--- DIRECTIONS FOR THIS TASK ---
Every line with the string "have" should be gathered.

Start of SOURCE RECORDS

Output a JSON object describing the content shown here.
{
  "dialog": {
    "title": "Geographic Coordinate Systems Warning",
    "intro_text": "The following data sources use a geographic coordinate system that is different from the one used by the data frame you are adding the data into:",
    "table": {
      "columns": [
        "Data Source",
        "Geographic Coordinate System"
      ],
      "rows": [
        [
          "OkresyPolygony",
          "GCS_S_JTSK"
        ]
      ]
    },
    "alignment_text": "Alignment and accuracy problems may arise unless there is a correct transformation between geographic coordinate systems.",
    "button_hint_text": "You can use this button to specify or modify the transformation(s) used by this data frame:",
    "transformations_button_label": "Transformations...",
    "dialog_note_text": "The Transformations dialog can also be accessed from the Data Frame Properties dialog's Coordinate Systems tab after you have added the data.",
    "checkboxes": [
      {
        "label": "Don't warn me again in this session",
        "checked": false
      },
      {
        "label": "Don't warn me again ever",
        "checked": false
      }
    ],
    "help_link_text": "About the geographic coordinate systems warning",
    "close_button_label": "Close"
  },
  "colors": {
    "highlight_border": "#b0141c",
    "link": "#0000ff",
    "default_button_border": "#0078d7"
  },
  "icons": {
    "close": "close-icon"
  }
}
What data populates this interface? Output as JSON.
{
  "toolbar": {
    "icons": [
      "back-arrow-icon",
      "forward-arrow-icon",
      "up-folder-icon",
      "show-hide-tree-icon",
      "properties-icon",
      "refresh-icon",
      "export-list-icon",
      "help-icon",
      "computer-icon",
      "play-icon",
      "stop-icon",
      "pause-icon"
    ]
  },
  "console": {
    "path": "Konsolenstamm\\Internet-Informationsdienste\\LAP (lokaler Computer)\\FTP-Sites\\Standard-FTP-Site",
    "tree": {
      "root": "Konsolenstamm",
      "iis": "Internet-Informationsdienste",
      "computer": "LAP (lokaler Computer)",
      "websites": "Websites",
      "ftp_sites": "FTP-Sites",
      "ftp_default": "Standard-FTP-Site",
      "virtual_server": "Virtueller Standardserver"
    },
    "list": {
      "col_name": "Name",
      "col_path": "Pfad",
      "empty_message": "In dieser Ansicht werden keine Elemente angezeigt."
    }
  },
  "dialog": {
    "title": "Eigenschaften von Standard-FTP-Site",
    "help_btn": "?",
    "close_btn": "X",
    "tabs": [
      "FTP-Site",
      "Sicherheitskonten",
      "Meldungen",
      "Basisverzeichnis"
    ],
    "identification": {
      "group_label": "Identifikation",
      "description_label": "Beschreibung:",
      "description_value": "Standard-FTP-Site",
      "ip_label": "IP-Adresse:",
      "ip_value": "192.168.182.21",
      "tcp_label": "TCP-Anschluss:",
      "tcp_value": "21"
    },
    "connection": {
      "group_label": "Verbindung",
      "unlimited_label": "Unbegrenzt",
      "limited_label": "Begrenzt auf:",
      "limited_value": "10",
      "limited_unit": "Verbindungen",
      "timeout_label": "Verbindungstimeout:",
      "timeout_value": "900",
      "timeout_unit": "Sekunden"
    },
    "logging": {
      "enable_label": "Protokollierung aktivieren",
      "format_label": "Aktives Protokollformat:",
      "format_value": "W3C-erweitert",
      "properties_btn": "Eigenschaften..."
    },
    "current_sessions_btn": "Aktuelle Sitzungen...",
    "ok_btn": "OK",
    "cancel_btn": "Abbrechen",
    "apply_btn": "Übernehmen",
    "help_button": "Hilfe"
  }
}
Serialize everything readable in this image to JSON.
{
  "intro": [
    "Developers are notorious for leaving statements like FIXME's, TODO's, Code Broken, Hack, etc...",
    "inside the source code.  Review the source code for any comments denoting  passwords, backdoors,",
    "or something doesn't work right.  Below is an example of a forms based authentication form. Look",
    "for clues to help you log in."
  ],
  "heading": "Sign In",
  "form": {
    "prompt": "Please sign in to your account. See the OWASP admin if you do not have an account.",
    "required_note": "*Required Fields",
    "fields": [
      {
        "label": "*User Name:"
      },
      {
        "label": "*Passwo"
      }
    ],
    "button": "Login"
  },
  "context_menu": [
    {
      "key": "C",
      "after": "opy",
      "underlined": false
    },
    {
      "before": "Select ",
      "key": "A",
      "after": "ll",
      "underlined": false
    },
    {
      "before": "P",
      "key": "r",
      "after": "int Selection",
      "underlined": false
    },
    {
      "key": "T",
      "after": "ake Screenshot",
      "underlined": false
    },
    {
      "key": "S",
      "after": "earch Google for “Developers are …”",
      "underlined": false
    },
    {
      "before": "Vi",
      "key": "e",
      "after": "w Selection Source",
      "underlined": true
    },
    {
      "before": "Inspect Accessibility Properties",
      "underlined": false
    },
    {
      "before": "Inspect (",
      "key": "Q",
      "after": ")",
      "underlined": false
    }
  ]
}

End of SOURCE RECORDS

--- COMPLETED TASK ---
    "dialog_note_text": "The Transformations dialog can also be accessed from the Data Frame Properties dialog's Coordinate Systems tab after you have added the data.",
    "prompt": "Please sign in to your account. See the OWASP admin if you do not have an account.",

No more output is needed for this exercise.